[Begin Provided information]

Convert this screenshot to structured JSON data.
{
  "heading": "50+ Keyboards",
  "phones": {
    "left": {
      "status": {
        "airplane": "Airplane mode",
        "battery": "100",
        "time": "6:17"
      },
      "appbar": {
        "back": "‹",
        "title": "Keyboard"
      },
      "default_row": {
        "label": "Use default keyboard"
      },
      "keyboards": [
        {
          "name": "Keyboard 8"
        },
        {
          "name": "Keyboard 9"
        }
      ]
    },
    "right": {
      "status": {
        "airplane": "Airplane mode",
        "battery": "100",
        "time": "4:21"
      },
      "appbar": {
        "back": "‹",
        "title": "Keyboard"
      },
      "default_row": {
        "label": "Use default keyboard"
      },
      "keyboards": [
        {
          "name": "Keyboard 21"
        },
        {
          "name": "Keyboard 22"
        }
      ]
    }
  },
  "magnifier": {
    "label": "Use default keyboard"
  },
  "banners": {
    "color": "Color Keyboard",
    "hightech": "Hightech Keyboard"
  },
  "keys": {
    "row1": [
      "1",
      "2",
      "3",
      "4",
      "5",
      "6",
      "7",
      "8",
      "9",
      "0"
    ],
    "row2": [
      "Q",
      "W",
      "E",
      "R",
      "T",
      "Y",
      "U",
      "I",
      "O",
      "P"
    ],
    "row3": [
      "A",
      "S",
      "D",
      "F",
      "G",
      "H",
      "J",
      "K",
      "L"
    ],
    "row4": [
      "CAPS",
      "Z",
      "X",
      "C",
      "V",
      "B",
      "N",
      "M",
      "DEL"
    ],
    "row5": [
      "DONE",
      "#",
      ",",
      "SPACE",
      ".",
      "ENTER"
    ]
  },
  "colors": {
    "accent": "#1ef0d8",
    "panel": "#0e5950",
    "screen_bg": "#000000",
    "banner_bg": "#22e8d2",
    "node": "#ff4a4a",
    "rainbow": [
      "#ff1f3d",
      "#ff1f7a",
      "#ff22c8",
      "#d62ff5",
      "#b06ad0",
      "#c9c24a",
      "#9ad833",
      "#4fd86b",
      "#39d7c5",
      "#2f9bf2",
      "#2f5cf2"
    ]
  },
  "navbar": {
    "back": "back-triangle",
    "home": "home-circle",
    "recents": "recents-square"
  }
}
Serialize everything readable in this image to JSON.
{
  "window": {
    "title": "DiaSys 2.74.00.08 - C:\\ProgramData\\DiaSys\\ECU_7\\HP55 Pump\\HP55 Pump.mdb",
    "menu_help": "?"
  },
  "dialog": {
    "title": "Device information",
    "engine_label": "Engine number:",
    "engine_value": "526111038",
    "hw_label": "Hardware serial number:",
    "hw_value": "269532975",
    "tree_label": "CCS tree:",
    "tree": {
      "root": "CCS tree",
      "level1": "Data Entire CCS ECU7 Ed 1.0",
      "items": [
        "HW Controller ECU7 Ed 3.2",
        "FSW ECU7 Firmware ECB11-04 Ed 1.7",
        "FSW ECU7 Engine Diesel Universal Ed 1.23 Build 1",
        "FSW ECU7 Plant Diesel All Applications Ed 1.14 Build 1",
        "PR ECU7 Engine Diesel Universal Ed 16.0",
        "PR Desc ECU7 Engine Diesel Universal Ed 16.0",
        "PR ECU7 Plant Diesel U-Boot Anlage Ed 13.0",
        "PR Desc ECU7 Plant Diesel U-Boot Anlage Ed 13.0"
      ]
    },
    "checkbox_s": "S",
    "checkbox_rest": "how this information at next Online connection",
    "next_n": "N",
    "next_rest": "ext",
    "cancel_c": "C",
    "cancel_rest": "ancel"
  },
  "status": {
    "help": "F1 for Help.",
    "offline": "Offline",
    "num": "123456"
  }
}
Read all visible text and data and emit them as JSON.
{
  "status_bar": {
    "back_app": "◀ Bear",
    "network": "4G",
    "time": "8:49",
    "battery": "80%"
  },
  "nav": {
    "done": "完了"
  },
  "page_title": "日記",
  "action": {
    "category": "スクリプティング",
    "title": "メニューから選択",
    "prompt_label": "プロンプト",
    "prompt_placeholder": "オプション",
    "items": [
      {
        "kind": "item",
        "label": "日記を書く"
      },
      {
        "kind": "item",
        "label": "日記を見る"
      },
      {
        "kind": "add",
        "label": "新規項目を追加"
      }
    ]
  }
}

[End Provided information]

▸ Work to complete: Transcribe every entry exactly, omitting nothing.

▸ Problem solution:
Convert this screenshot to structured JSON data.
{
  "heading": "50+ Keyboards",
  "phones": {
    "left": {
      "status": {
        "airplane": "Airplane mode",
        "battery": "100",
        "time": "6:17"
      },
      "appbar": {
        "back": "‹",
        "title": "Keyboard"
      },
      "default_row": {
        "label": "Use default keyboard"
      },
      "keyboards": [
        {
          "name": "Keyboard 8"
        },
        {
          "name": "Keyboard 9"
        }
      ]
    },
    "right": {
      "status": {
        "airplane": "Airplane mode",
        "battery": "100",
        "time": "4:21"
      },
      "appbar": {
        "back": "‹",
        "title": "Keyboard"
      },
      "default_row": {
        "label": "Use default keyboard"
      },
      "keyboards": [
        {
          "name": "Keyboard 21"
        },
        {
          "name": "Keyboard 22"
        }
      ]
    }
  },
  "magnifier": {
    "label": "Use default keyboard"
  },
  "banners": {
    "color": "Color Keyboard",
    "hightech": "Hightech Keyboard"
  },
  "keys": {
    "row1": [
      "1",
      "2",
      "3",
      "4",
      "5",
      "6",
      "7",
      "8",
      "9",
      "0"
    ],
    "row2": [
      "Q",
      "W",
      "E",
      "R",
      "T",
      "Y",
      "U",
      "I",
      "O",
      "P"
    ],
    "row3": [
      "A",
      "S",
      "D",
      "F",
      "G",
      "H",
      "J",
      "K",
      "L"
    ],
    "row4": [
      "CAPS",
      "Z",
      "X",
      "C",
      "V",
      "B",
      "N",
      "M",
      "DEL"
    ],
    "row5": [
      "DONE",
      "#",
      ",",
      "SPACE",
      ".",
      "ENTER"
    ]
  },
  "colors": {
    "accent": "#1ef0d8",
    "panel": "#0e5950",
    "screen_bg": "#000000",
    "banner_bg": "#22e8d2",
    "node": "#ff4a4a",
    "rainbow": [
      "#ff1f3d",
      "#ff1f7a",
      "#ff22c8",
      "#d62ff5",
      "#b06ad0",
      "#c9c24a",
      "#9ad833",
      "#4fd86b",
      "#39d7c5",
      "#2f9bf2",
      "#2f5cf2"
    ]
  },
  "navbar": {
    "back": "back-triangle",
    "home": "home-circle",
    "recents": "recents-square"
  }
}
Serialize everything readable in this image to JSON.
{
  "window": {
    "title": "DiaSys 2.74.00.08 - C:\\ProgramData\\DiaSys\\ECU_7\\HP55 Pump\\HP55 Pump.mdb",
    "menu_help": "?"
  },
  "dialog": {
    "title": "Device information",
    "engine_label": "Engine number:",
    "engine_value": "526111038",
    "hw_label": "Hardware serial number:",
    "hw_value": "269532975",
    "tree_label": "CCS tree:",
    "tree": {
      "root": "CCS tree",
      "level1": "Data Entire CCS ECU7 Ed 1.0",
      "items": [
        "HW Controller ECU7 Ed 3.2",
        "FSW ECU7 Firmware ECB11-04 Ed 1.7",
        "FSW ECU7 Engine Diesel Universal Ed 1.23 Build 1",
        "FSW ECU7 Plant Diesel All Applications Ed 1.14 Build 1",
        "PR ECU7 Engine Diesel Universal Ed 16.0",
        "PR Desc ECU7 Engine Diesel Universal Ed 16.0",
        "PR ECU7 Plant Diesel U-Boot Anlage Ed 13.0",
        "PR Desc ECU7 Plant Diesel U-Boot Anlage Ed 13.0"
      ]
    },
    "checkbox_s": "S",
    "checkbox_rest": "how this information at next Online connection",
    "next_n": "N",
    "next_rest": "ext",
    "cancel_c": "C",
    "cancel_rest": "ancel"
  },
  "status": {
    "help": "F1 for Help.",
    "offline": "Offline",
    "num": "123456"
  }
}
Read all visible text and data and emit them as JSON.
{
  "status_bar": {
    "back_app": "◀ Bear",
    "network": "4G",
    "time": "8:49",
    "battery": "80%"
  },
  "nav": {
    "done": "完了"
  },
  "page_title": "日記",
  "action": {
    "category": "スクリプティング",
    "title": "メニューから選択",
    "prompt_label": "プロンプト",
    "prompt_placeholder": "オプション",
    "items": [
      {
        "kind": "item",
        "label": "日記を書く"
      },
      {
        "kind": "item",
        "label": "日記を見る"
      },
      {
        "kind": "add",
        "label": "新規項目を追加"
      }
    ]
  }
}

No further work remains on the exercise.